Saved data entries
****

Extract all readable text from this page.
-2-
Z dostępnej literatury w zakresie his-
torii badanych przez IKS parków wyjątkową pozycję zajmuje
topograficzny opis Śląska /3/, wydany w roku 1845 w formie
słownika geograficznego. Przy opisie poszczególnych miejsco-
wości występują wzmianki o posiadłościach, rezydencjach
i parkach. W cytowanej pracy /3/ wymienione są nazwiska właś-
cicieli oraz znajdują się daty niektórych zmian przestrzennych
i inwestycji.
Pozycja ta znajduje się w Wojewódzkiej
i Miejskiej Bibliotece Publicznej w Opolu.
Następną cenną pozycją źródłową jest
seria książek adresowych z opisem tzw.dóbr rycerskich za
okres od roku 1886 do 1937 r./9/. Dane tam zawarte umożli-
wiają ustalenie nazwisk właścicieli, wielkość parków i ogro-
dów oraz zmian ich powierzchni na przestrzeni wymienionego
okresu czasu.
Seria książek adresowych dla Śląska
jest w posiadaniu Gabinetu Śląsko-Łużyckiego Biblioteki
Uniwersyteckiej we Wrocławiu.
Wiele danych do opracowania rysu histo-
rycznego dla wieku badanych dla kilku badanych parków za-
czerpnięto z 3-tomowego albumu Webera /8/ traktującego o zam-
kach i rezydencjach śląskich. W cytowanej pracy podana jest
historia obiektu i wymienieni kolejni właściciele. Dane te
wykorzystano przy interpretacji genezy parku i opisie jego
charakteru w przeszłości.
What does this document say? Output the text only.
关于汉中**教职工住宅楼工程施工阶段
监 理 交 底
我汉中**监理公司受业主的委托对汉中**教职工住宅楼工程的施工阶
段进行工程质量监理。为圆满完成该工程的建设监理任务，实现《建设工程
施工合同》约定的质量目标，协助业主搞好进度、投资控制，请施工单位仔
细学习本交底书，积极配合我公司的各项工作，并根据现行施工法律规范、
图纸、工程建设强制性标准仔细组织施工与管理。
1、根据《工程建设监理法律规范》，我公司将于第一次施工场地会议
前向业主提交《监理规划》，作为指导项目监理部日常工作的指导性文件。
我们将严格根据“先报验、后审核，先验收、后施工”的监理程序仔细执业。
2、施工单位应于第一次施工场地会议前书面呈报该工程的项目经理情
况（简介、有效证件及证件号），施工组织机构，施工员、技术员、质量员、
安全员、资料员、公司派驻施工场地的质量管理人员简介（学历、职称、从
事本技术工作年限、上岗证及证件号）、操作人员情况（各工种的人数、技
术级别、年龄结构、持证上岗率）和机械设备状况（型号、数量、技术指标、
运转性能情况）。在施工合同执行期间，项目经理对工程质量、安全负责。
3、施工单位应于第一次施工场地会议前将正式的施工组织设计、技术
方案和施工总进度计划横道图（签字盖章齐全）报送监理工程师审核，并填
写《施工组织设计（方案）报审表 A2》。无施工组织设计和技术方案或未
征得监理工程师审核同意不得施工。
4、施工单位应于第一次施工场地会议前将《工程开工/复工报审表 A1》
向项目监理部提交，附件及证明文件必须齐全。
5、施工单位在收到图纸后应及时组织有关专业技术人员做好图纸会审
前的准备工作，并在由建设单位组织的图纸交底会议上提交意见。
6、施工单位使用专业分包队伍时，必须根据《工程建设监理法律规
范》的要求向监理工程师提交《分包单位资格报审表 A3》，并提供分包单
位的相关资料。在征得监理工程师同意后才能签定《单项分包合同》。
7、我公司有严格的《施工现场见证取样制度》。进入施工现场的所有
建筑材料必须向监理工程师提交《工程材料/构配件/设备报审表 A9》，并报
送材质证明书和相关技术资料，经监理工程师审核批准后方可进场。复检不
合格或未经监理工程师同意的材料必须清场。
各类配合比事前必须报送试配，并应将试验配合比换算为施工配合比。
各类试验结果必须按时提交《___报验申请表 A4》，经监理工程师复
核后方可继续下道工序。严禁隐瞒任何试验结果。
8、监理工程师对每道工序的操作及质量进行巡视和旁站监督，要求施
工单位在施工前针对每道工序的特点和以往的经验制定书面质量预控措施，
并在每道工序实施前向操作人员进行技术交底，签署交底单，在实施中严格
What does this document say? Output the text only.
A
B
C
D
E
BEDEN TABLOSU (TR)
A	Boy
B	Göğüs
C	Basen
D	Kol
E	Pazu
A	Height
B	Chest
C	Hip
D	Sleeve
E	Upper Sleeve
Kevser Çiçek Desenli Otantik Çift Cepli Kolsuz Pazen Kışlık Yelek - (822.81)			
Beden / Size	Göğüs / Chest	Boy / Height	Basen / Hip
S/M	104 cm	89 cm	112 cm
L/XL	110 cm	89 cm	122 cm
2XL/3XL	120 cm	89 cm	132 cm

****

> _Set task_
Repeat each record in full; every line must match exactly.

> _Response for this exercise_
Extract all readable text from this page.
-2-
Z dostępnej literatury w zakresie his-
torii badanych przez IKS parków wyjątkową pozycję zajmuje
topograficzny opis Śląska /3/, wydany w roku 1845 w formie
słownika geograficznego. Przy opisie poszczególnych miejsco-
wości występują wzmianki o posiadłościach, rezydencjach
i parkach. W cytowanej pracy /3/ wymienione są nazwiska właś-
cicieli oraz znajdują się daty niektórych zmian przestrzennych
i inwestycji.
Pozycja ta znajduje się w Wojewódzkiej
i Miejskiej Bibliotece Publicznej w Opolu.
Następną cenną pozycją źródłową jest
seria książek adresowych z opisem tzw.dóbr rycerskich za
okres od roku 1886 do 1937 r./9/. Dane tam zawarte umożli-
wiają ustalenie nazwisk właścicieli, wielkość parków i ogro-
dów oraz zmian ich powierzchni na przestrzeni wymienionego
okresu czasu.
Seria książek adresowych dla Śląska
jest w posiadaniu Gabinetu Śląsko-Łużyckiego Biblioteki
Uniwersyteckiej we Wrocławiu.
Wiele danych do opracowania rysu histo-
rycznego dla wieku badanych dla kilku badanych parków za-
czerpnięto z 3-tomowego albumu Webera /8/ traktującego o zam-
kach i rezydencjach śląskich. W cytowanej pracy podana jest
historia obiektu i wymienieni kolejni właściciele. Dane te
wykorzystano przy interpretacji genezy parku i opisie jego
charakteru w przeszłości.
What does this document say? Output the text only.
关于汉中**教职工住宅楼工程施工阶段
监 理 交 底
我汉中**监理公司受业主的委托对汉中**教职工住宅楼工程的施工阶
段进行工程质量监理。为圆满完成该工程的建设监理任务，实现《建设工程
施工合同》约定的质量目标，协助业主搞好进度、投资控制，请施工单位仔
细学习本交底书，积极配合我公司的各项工作，并根据现行施工法律规范、
图纸、工程建设强制性标准仔细组织施工与管理。
1、根据《工程建设监理法律规范》，我公司将于第一次施工场地会议
前向业主提交《监理规划》，作为指导项目监理部日常工作的指导性文件。
我们将严格根据“先报验、后审核，先验收、后施工”的监理程序仔细执业。
2、施工单位应于第一次施工场地会议前书面呈报该工程的项目经理情
况（简介、有效证件及证件号），施工组织机构，施工员、技术员、质量员、
安全员、资料员、公司派驻施工场地的质量管理人员简介（学历、职称、从
事本技术工作年限、上岗证及证件号）、操作人员情况（各工种的人数、技
术级别、年龄结构、持证上岗率）和机械设备状况（型号、数量、技术指标、
运转性能情况）。在施工合同执行期间，项目经理对工程质量、安全负责。
3、施工单位应于第一次施工场地会议前将正式的施工组织设计、技术
方案和施工总进度计划横道图（签字盖章齐全）报送监理工程师审核，并填
写《施工组织设计（方案）报审表 A2》。无施工组织设计和技术方案或未
征得监理工程师审核同意不得施工。
4、施工单位应于第一次施工场地会议前将《工程开工/复工报审表 A1》
向项目监理部提交，附件及证明文件必须齐全。
5、施工单位在收到图纸后应及时组织有关专业技术人员做好图纸会审
前的准备工作，并在由建设单位组织的图纸交底会议上提交意见。
6、施工单位使用专业分包队伍时，必须根据《工程建设监理法律规
范》的要求向监理工程师提交《分包单位资格报审表 A3》，并提供分包单
位的相关资料。在征得监理工程师同意后才能签定《单项分包合同》。
7、我公司有严格的《施工现场见证取样制度》。进入施工现场的所有
建筑材料必须向监理工程师提交《工程材料/构配件/设备报审表 A9》，并报
送材质证明书和相关技术资料，经监理工程师审核批准后方可进场。复检不
合格或未经监理工程师同意的材料必须清场。
各类配合比事前必须报送试配，并应将试验配合比换算为施工配合比。
各类试验结果必须按时提交《___报验申请表 A4》，经监理工程师复
核后方可继续下道工序。严禁隐瞒任何试验结果。
8、监理工程师对每道工序的操作及质量进行巡视和旁站监督，要求施
工单位在施工前针对每道工序的特点和以往的经验制定书面质量预控措施，
并在每道工序实施前向操作人员进行技术交底，签署交底单，在实施中严格
What does this document say? Output the text only.
A
B
C
D
E
BEDEN TABLOSU (TR)
A	Boy
B	Göğüs
C	Basen
D	Kol
E	Pazu
A	Height
B	Chest
C	Hip
D	Sleeve
E	Upper Sleeve
Kevser Çiçek Desenli Otantik Çift Cepli Kolsuz Pazen Kışlık Yelek - (822.81)			
Beden / Size	Göğüs / Chest	Boy / Height	Basen / Hip
S/M	104 cm	89 cm	112 cm
L/XL	110 cm	89 cm	122 cm
2XL/3XL	120 cm	89 cm	132 cm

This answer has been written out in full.